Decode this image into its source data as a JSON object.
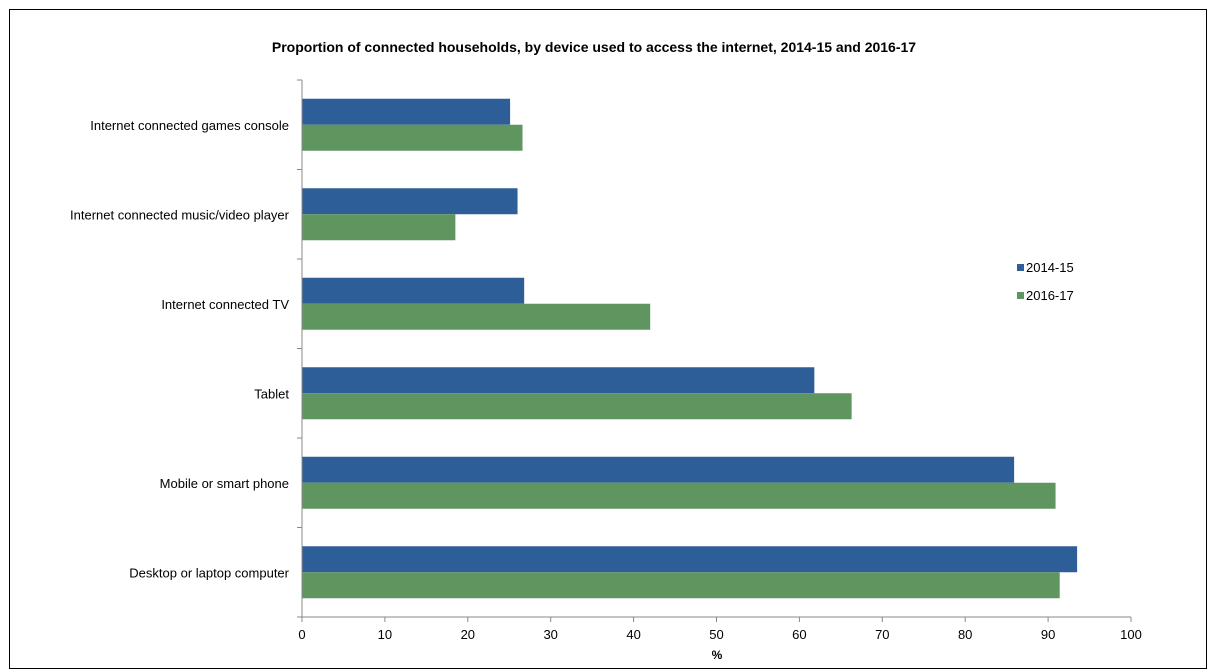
{
  "chart_data": {
    "type": "bar",
    "orientation": "horizontal",
    "title": "Proportion of connected households, by device used to access the internet, 2014-15 and 2016-17",
    "xlabel": "%",
    "ylabel": "",
    "xlim": [
      0,
      100
    ],
    "ticks": [
      0,
      10,
      20,
      30,
      40,
      50,
      60,
      70,
      80,
      90,
      100
    ],
    "grid": false,
    "legend_position": "right",
    "categories": [
      "Internet connected games console",
      "Internet connected music/video player",
      "Internet connected TV",
      "Tablet",
      "Mobile or smart phone",
      "Desktop or laptop computer"
    ],
    "series": [
      {
        "name": "2014-15",
        "color": "#2E5E97",
        "values": [
          25.1,
          26.0,
          26.8,
          61.8,
          85.9,
          93.5
        ]
      },
      {
        "name": "2016-17",
        "color": "#5F9660",
        "values": [
          26.6,
          18.5,
          42.0,
          66.3,
          90.9,
          91.4
        ]
      }
    ]
  }
}
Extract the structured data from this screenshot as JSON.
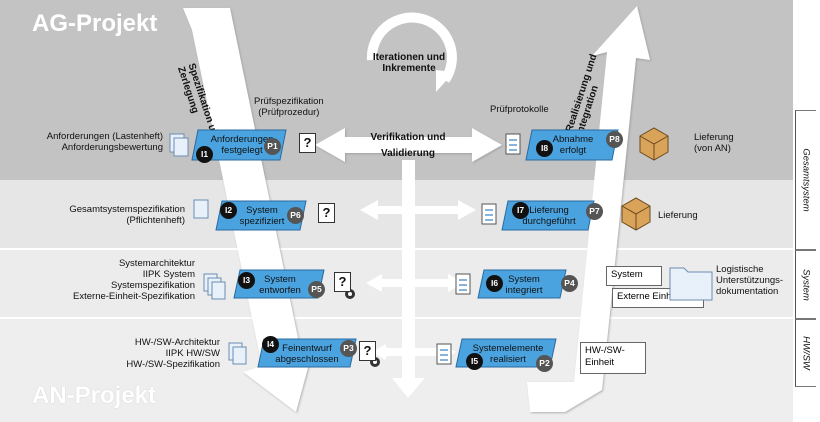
{
  "projects": {
    "ag": "AG-Projekt",
    "an": "AN-Projekt"
  },
  "arrows": {
    "left": "Spezifikation und Zerlegung",
    "right": "Realisierung und Integration",
    "cycle": "Iterationen und Inkremente",
    "center": "Verifikation und Validierung"
  },
  "levels": [
    "Gesamtsystem",
    "System",
    "HW/SW"
  ],
  "headers": {
    "pruefspezifikation": "Prüfspezifikation\n(Prüfprozedur)",
    "pruefprotokolle": "Prüfprotokolle"
  },
  "phases": [
    {
      "i": "I1",
      "label": "Anforderungen\nfestgelegt",
      "p": "P1"
    },
    {
      "i": "I2",
      "label": "System\nspezifiziert",
      "p": "P6"
    },
    {
      "i": "I3",
      "label": "System\nentworfen",
      "p": "P5"
    },
    {
      "i": "I4",
      "label": "Feinentwurf\nabgeschlossen",
      "p": "P3"
    },
    {
      "i": "I5",
      "label": "Systemelemente\nrealisiert",
      "p": "P2"
    },
    {
      "i": "I6",
      "label": "System\nintegriert",
      "p": "P4"
    },
    {
      "i": "I7",
      "label": "Lieferung\ndurchgeführt",
      "p": "P7"
    },
    {
      "i": "I8",
      "label": "Abnahme\nerfolgt",
      "p": "P8"
    }
  ],
  "left_docs": {
    "l1": "Anforderungen (Lastenheft)\nAnforderungsbewertung",
    "l2": "Gesamtsystemspezifikation\n(Pflichtenheft)",
    "l3": "Systemarchitektur\nIIPK System\nSystemspezifikation\nExterne-Einheit-Spezifikation",
    "l4": "HW-/SW-Architektur\nIIPK HW/SW\nHW-/SW-Spezifikation"
  },
  "right_items": {
    "lieferung_an": "Lieferung\n(von AN)",
    "lieferung": "Lieferung",
    "system": "System",
    "externe": "Externe Einheit",
    "logistik": "Logistische\nUnterstützungs-\ndokumentation",
    "hwsw": "HW-/SW-\nEinheit"
  },
  "colors": {
    "ag_band": "#c3c3c3",
    "gesamt_band": "#e6e6e6",
    "system_band": "#f0f0f0",
    "hwsw_band": "#f2f2f2",
    "phase_blue": "#4aa3df",
    "arrow": "#ffffff"
  }
}
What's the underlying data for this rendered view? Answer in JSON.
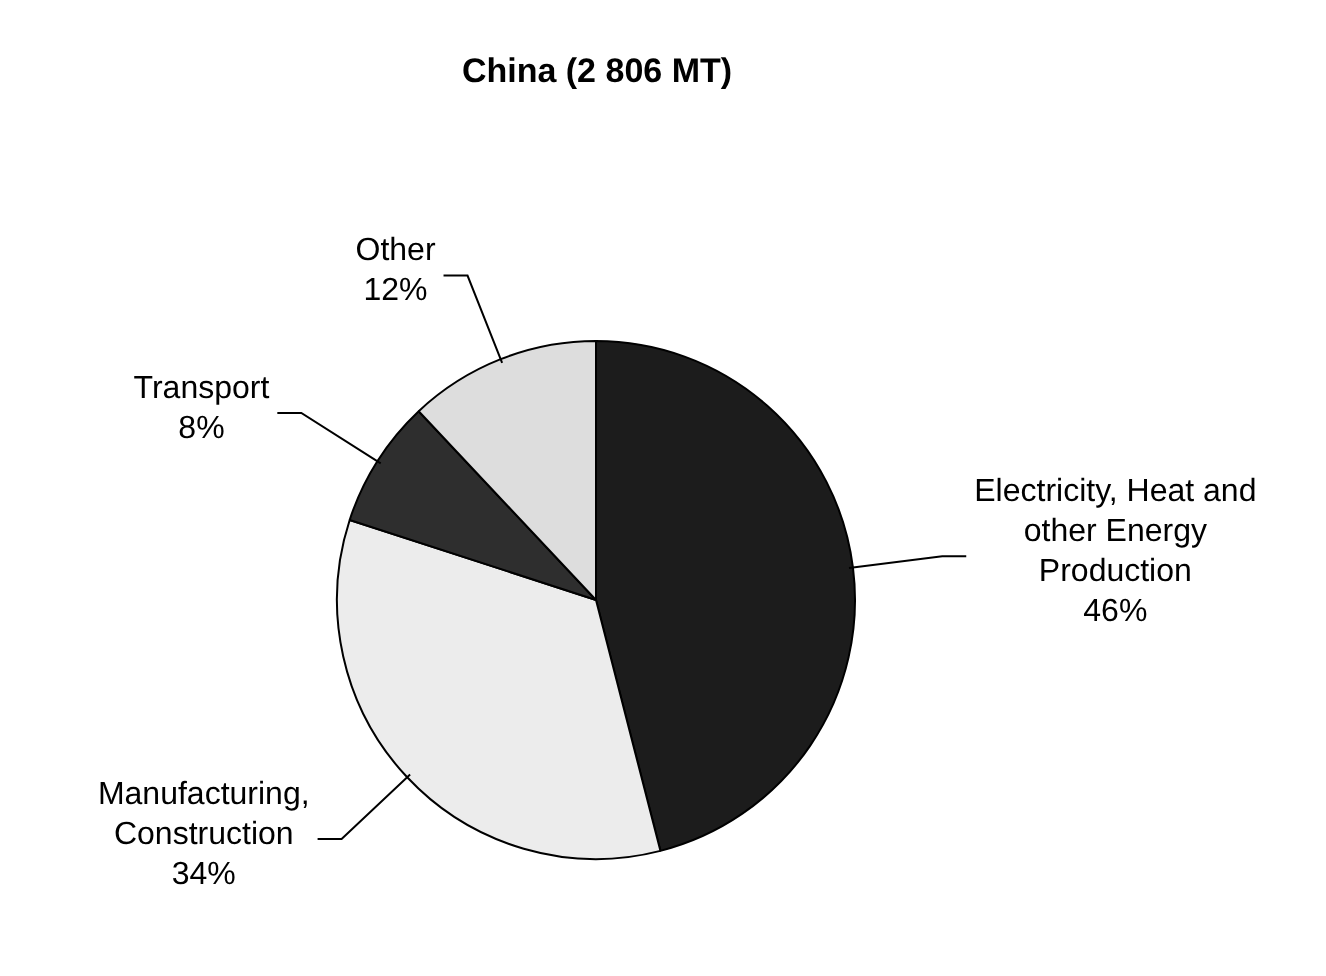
{
  "chart_data": {
    "type": "pie",
    "title": "China (2 806 MT)",
    "categories": [
      "Electricity, Heat and other Energy Production",
      "Manufacturing, Construction",
      "Transport",
      "Other"
    ],
    "values": [
      46,
      34,
      8,
      12
    ],
    "value_labels": [
      "46%",
      "34%",
      "8%",
      "12%"
    ],
    "colors": [
      "#1c1c1c",
      "#ececec",
      "#2e2e2e",
      "#dddddd"
    ],
    "legend": false
  }
}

**What is being asked**
Write the full listing out again with every line unchanged, but include no pictures.

**Exercise result**
Decode this image into its source data as a JSON object.
{
  "chart_data": {
    "type": "bar",
    "orientation": "horizontal",
    "title": "Proportion of connected households, by device used to access the internet, 2014-15 and 2016-17",
    "xlabel": "%",
    "ylabel": "",
    "xlim": [
      0,
      100
    ],
    "ticks": [
      0,
      10,
      20,
      30,
      40,
      50,
      60,
      70,
      80,
      90,
      100
    ],
    "grid": false,
    "legend_position": "right",
    "categories": [
      "Internet connected games console",
      "Internet connected music/video player",
      "Internet connected TV",
      "Tablet",
      "Mobile or smart phone",
      "Desktop or laptop computer"
    ],
    "series": [
      {
        "name": "2014-15",
        "color": "#2E5E97",
        "values": [
          25.1,
          26.0,
          26.8,
          61.8,
          85.9,
          93.5
        ]
      },
      {
        "name": "2016-17",
        "color": "#5F9660",
        "values": [
          26.6,
          18.5,
          42.0,
          66.3,
          90.9,
          91.4
        ]
      }
    ]
  }
}
Extract the structured data from this screenshot as JSON.
{
  "projects": {
    "ag": "AG-Projekt",
    "an": "AN-Projekt"
  },
  "arrows": {
    "left": "Spezifikation und Zerlegung",
    "right": "Realisierung und Integration",
    "cycle": "Iterationen und Inkremente",
    "center": "Verifikation und Validierung"
  },
  "levels": [
    "Gesamtsystem",
    "System",
    "HW/SW"
  ],
  "headers": {
    "pruefspezifikation": "Prüfspezifikation\n(Prüfprozedur)",
    "pruefprotokolle": "Prüfprotokolle"
  },
  "phases": [
    {
      "i": "I1",
      "label": "Anforderungen\nfestgelegt",
      "p": "P1"
    },
    {
      "i": "I2",
      "label": "System\nspezifiziert",
      "p": "P6"
    },
    {
      "i": "I3",
      "label": "System\nentworfen",
      "p": "P5"
    },
    {
      "i": "I4",
      "label": "Feinentwurf\nabgeschlossen",
      "p": "P3"
    },
    {
      "i": "I5",
      "label": "Systemelemente\nrealisiert",
      "p": "P2"
    },
    {
      "i": "I6",
      "label": "System\nintegriert",
      "p": "P4"
    },
    {
      "i": "I7",
      "label": "Lieferung\ndurchgeführt",
      "p": "P7"
    },
    {
      "i": "I8",
      "label": "Abnahme\nerfolgt",
      "p": "P8"
    }
  ],
  "left_docs": {
    "l1": "Anforderungen (Lastenheft)\nAnforderungsbewertung",
    "l2": "Gesamtsystemspezifikation\n(Pflichtenheft)",
    "l3": "Systemarchitektur\nIIPK System\nSystemspezifikation\nExterne-Einheit-Spezifikation",
    "l4": "HW-/SW-Architektur\nIIPK HW/SW\nHW-/SW-Spezifikation"
  },
  "right_items": {
    "lieferung_an": "Lieferung\n(von AN)",
    "lieferung": "Lieferung",
    "system": "System",
    "externe": "Externe Einheit",
    "logistik": "Logistische\nUnterstützungs-\ndokumentation",
    "hwsw": "HW-/SW-\nEinheit"
  },
  "colors": {
    "ag_band": "#c3c3c3",
    "gesamt_band": "#e6e6e6",
    "system_band": "#f0f0f0",
    "hwsw_band": "#f2f2f2",
    "phase_blue": "#4aa3df",
    "arrow": "#ffffff"
  }
}
What's the underlying data for this rendered view? Answer in JSON.
{
  "chart_data": {
    "type": "pie",
    "title": "China (2 806 MT)",
    "categories": [
      "Electricity, Heat and other Energy Production",
      "Manufacturing, Construction",
      "Transport",
      "Other"
    ],
    "values": [
      46,
      34,
      8,
      12
    ],
    "value_labels": [
      "46%",
      "34%",
      "8%",
      "12%"
    ],
    "colors": [
      "#1c1c1c",
      "#ececec",
      "#2e2e2e",
      "#dddddd"
    ],
    "legend": false
  }
}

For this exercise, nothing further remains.